Print the data exactly as it is given, please.
----------------------------------------
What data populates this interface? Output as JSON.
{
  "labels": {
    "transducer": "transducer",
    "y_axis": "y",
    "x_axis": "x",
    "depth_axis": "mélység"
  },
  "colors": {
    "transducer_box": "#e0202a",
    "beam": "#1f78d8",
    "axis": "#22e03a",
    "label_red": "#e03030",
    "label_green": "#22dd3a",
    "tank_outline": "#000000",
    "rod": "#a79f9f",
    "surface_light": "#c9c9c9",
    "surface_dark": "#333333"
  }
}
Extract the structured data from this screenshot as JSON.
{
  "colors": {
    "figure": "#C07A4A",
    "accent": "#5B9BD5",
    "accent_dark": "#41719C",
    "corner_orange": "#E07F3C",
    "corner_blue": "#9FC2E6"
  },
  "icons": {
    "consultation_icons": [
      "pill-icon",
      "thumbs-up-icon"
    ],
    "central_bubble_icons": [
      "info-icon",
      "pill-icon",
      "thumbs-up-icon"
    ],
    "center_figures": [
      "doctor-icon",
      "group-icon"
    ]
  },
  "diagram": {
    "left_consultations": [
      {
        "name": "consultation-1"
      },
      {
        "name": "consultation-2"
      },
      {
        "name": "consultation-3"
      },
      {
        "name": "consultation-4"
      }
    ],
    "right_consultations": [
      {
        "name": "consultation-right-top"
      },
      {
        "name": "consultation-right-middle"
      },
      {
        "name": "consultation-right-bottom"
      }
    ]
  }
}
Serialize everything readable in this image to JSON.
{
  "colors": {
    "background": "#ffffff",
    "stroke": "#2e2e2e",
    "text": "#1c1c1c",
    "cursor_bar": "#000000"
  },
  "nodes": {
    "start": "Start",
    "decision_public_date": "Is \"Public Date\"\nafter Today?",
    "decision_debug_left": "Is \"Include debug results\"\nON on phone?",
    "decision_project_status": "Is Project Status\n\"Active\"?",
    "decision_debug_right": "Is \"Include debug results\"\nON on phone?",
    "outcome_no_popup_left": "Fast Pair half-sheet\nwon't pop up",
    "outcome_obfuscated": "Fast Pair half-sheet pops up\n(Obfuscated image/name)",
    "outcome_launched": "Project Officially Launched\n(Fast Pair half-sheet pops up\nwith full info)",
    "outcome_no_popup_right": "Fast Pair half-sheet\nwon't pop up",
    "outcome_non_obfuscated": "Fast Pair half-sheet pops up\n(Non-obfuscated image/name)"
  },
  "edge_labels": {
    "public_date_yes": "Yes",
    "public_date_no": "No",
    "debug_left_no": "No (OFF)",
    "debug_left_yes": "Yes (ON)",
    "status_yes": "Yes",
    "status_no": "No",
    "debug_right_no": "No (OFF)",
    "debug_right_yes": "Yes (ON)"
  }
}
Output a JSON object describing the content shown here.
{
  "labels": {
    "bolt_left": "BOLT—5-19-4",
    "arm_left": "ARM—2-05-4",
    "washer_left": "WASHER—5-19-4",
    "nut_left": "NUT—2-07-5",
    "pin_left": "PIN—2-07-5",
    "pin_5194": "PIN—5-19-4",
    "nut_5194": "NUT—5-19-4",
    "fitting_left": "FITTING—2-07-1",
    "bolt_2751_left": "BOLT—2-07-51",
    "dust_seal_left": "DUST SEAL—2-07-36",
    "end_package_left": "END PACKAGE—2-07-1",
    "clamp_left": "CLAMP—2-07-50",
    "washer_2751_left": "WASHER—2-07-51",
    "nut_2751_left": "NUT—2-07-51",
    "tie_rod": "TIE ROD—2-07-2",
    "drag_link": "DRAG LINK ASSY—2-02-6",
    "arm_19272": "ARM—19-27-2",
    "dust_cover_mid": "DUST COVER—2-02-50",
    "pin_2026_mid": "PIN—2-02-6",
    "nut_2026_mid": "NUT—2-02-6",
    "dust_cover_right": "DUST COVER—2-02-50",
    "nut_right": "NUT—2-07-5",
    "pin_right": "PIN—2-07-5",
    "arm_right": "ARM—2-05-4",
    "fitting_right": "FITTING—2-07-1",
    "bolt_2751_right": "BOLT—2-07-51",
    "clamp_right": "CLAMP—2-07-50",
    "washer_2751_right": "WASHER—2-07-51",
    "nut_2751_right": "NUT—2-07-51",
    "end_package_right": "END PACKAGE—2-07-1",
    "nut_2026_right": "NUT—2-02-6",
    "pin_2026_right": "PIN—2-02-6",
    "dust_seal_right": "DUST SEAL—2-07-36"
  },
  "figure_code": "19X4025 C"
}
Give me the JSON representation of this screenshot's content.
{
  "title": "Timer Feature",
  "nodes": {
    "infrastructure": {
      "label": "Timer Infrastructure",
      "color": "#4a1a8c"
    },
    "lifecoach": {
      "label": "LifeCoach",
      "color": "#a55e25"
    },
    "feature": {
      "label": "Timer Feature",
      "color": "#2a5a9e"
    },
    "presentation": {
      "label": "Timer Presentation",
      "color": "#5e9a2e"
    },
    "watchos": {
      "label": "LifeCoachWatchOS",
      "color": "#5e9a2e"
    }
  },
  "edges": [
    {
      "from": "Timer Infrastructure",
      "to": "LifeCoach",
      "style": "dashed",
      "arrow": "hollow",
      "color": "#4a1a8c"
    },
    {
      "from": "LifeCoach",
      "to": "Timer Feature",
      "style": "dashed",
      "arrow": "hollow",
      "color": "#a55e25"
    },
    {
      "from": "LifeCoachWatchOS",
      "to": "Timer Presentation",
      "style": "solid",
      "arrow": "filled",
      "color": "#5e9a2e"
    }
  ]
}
----------------------------------------
- Finished task:
What data populates this interface? Output as JSON.
{
  "labels": {
    "transducer": "transducer",
    "y_axis": "y",
    "x_axis": "x",
    "depth_axis": "mélység"
  },
  "colors": {
    "transducer_box": "#e0202a",
    "beam": "#1f78d8",
    "axis": "#22e03a",
    "label_red": "#e03030",
    "label_green": "#22dd3a",
    "tank_outline": "#000000",
    "rod": "#a79f9f",
    "surface_light": "#c9c9c9",
    "surface_dark": "#333333"
  }
}
Extract the structured data from this screenshot as JSON.
{
  "colors": {
    "figure": "#C07A4A",
    "accent": "#5B9BD5",
    "accent_dark": "#41719C",
    "corner_orange": "#E07F3C",
    "corner_blue": "#9FC2E6"
  },
  "icons": {
    "consultation_icons": [
      "pill-icon",
      "thumbs-up-icon"
    ],
    "central_bubble_icons": [
      "info-icon",
      "pill-icon",
      "thumbs-up-icon"
    ],
    "center_figures": [
      "doctor-icon",
      "group-icon"
    ]
  },
  "diagram": {
    "left_consultations": [
      {
        "name": "consultation-1"
      },
      {
        "name": "consultation-2"
      },
      {
        "name": "consultation-3"
      },
      {
        "name": "consultation-4"
      }
    ],
    "right_consultations": [
      {
        "name": "consultation-right-top"
      },
      {
        "name": "consultation-right-middle"
      },
      {
        "name": "consultation-right-bottom"
      }
    ]
  }
}
Serialize everything readable in this image to JSON.
{
  "colors": {
    "background": "#ffffff",
    "stroke": "#2e2e2e",
    "text": "#1c1c1c",
    "cursor_bar": "#000000"
  },
  "nodes": {
    "start": "Start",
    "decision_public_date": "Is \"Public Date\"\nafter Today?",
    "decision_debug_left": "Is \"Include debug results\"\nON on phone?",
    "decision_project_status": "Is Project Status\n\"Active\"?",
    "decision_debug_right": "Is \"Include debug results\"\nON on phone?",
    "outcome_no_popup_left": "Fast Pair half-sheet\nwon't pop up",
    "outcome_obfuscated": "Fast Pair half-sheet pops up\n(Obfuscated image/name)",
    "outcome_launched": "Project Officially Launched\n(Fast Pair half-sheet pops up\nwith full info)",
    "outcome_no_popup_right": "Fast Pair half-sheet\nwon't pop up",
    "outcome_non_obfuscated": "Fast Pair half-sheet pops up\n(Non-obfuscated image/name)"
  },
  "edge_labels": {
    "public_date_yes": "Yes",
    "public_date_no": "No",
    "debug_left_no": "No (OFF)",
    "debug_left_yes": "Yes (ON)",
    "status_yes": "Yes",
    "status_no": "No",
    "debug_right_no": "No (OFF)",
    "debug_right_yes": "Yes (ON)"
  }
}
Output a JSON object describing the content shown here.
{
  "labels": {
    "bolt_left": "BOLT—5-19-4",
    "arm_left": "ARM—2-05-4",
    "washer_left": "WASHER—5-19-4",
    "nut_left": "NUT—2-07-5",
    "pin_left": "PIN—2-07-5",
    "pin_5194": "PIN—5-19-4",
    "nut_5194": "NUT—5-19-4",
    "fitting_left": "FITTING—2-07-1",
    "bolt_2751_left": "BOLT—2-07-51",
    "dust_seal_left": "DUST SEAL—2-07-36",
    "end_package_left": "END PACKAGE—2-07-1",
    "clamp_left": "CLAMP—2-07-50",
    "washer_2751_left": "WASHER—2-07-51",
    "nut_2751_left": "NUT—2-07-51",
    "tie_rod": "TIE ROD—2-07-2",
    "drag_link": "DRAG LINK ASSY—2-02-6",
    "arm_19272": "ARM—19-27-2",
    "dust_cover_mid": "DUST COVER—2-02-50",
    "pin_2026_mid": "PIN—2-02-6",
    "nut_2026_mid": "NUT—2-02-6",
    "dust_cover_right": "DUST COVER—2-02-50",
    "nut_right": "NUT—2-07-5",
    "pin_right": "PIN—2-07-5",
    "arm_right": "ARM—2-05-4",
    "fitting_right": "FITTING—2-07-1",
    "bolt_2751_right": "BOLT—2-07-51",
    "clamp_right": "CLAMP—2-07-50",
    "washer_2751_right": "WASHER—2-07-51",
    "nut_2751_right": "NUT—2-07-51",
    "end_package_right": "END PACKAGE—2-07-1",
    "nut_2026_right": "NUT—2-02-6",
    "pin_2026_right": "PIN—2-02-6",
    "dust_seal_right": "DUST SEAL—2-07-36"
  },
  "figure_code": "19X4025 C"
}
Give me the JSON representation of this screenshot's content.
{
  "title": "Timer Feature",
  "nodes": {
    "infrastructure": {
      "label": "Timer Infrastructure",
      "color": "#4a1a8c"
    },
    "lifecoach": {
      "label": "LifeCoach",
      "color": "#a55e25"
    },
    "feature": {
      "label": "Timer Feature",
      "color": "#2a5a9e"
    },
    "presentation": {
      "label": "Timer Presentation",
      "color": "#5e9a2e"
    },
    "watchos": {
      "label": "LifeCoachWatchOS",
      "color": "#5e9a2e"
    }
  },
  "edges": [
    {
      "from": "Timer Infrastructure",
      "to": "LifeCoach",
      "style": "dashed",
      "arrow": "hollow",
      "color": "#4a1a8c"
    },
    {
      "from": "LifeCoach",
      "to": "Timer Feature",
      "style": "dashed",
      "arrow": "hollow",
      "color": "#a55e25"
    },
    {
      "from": "LifeCoachWatchOS",
      "to": "Timer Presentation",
      "style": "solid",
      "arrow": "filled",
      "color": "#5e9a2e"
    }
  ]
}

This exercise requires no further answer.